#### Extracted data ####
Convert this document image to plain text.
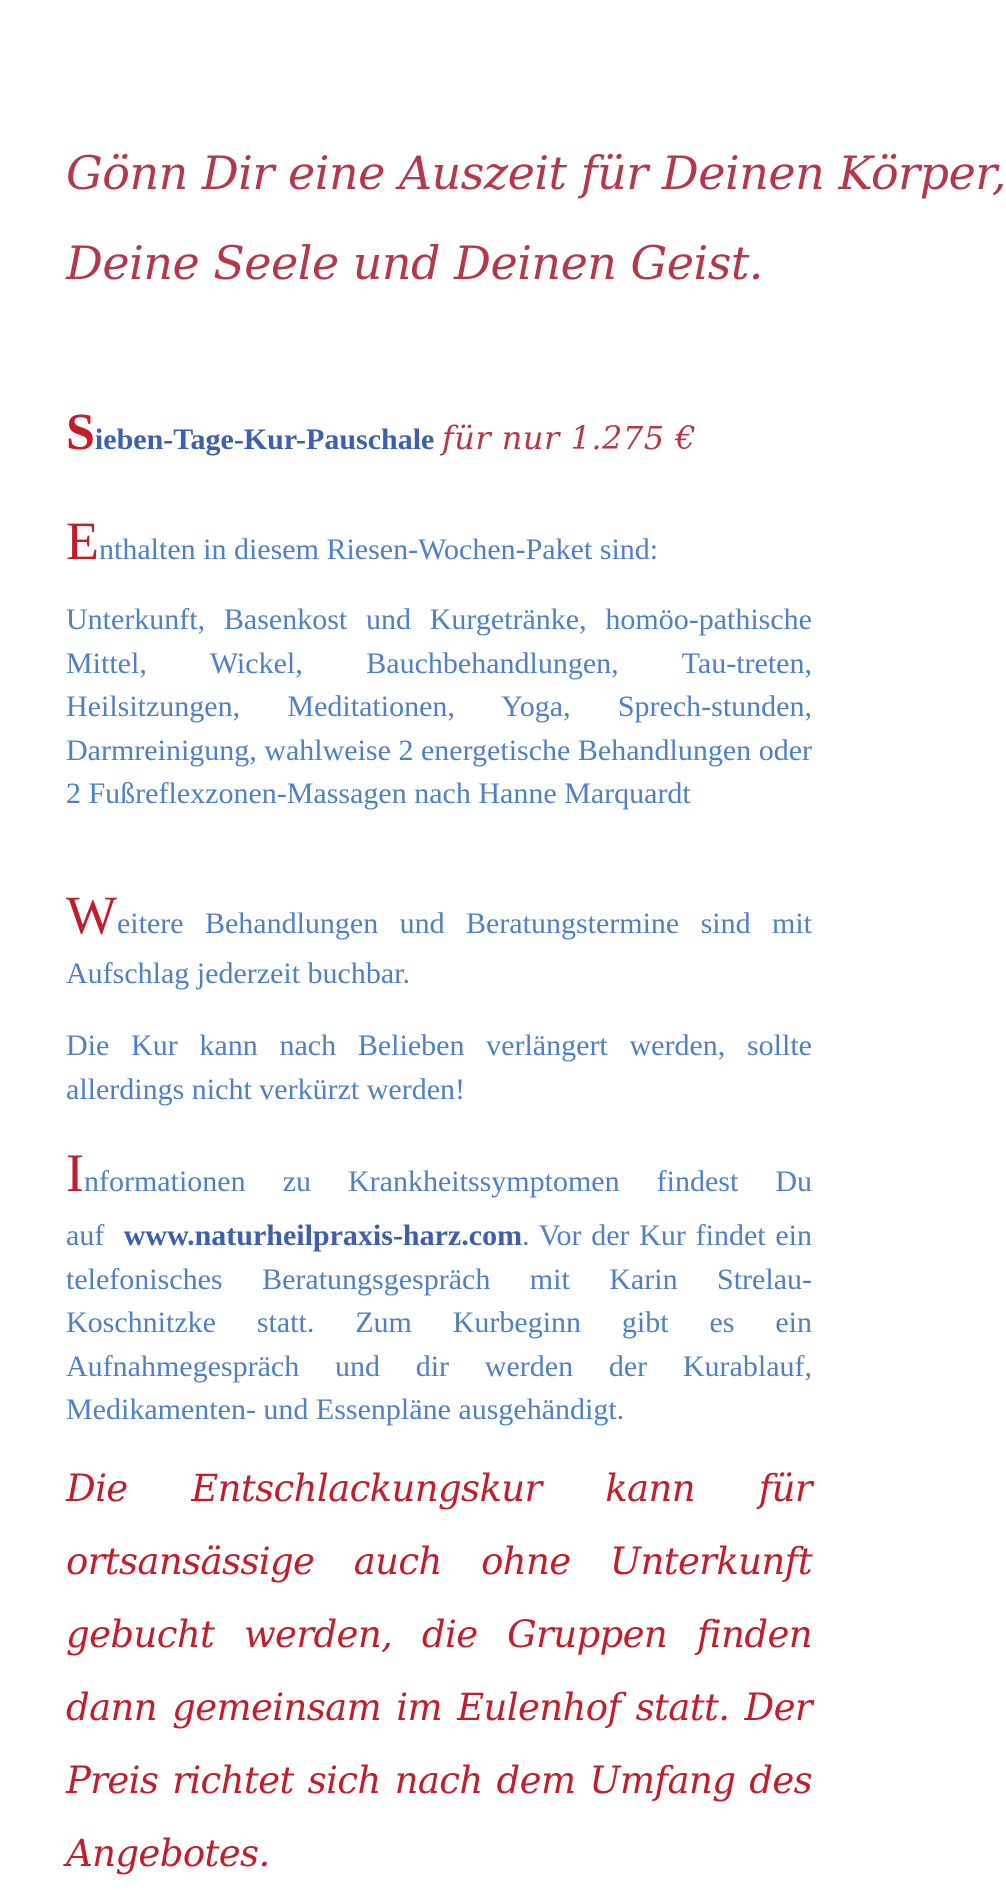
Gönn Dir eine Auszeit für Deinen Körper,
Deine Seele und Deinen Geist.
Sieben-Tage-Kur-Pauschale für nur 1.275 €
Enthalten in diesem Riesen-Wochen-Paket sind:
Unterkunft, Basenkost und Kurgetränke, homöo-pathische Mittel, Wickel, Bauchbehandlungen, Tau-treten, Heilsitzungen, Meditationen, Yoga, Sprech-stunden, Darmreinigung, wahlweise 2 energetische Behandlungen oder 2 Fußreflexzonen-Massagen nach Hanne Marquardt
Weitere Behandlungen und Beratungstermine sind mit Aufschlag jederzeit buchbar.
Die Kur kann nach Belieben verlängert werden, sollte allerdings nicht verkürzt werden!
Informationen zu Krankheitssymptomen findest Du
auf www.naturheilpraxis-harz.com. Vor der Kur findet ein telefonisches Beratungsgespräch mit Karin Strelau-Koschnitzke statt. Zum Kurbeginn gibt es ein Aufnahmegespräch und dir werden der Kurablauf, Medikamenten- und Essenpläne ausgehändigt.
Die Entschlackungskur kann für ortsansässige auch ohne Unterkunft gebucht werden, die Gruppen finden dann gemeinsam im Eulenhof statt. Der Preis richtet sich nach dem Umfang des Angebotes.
####
» **Exercise aim**
Copy every single line of the material above that holds "sind".

» **Full response**
Enthalten in diesem Riesen-Wochen-Paket sind:
Weitere Behandlungen und Beratungstermine sind mit Aufschlag jederzeit buchbar.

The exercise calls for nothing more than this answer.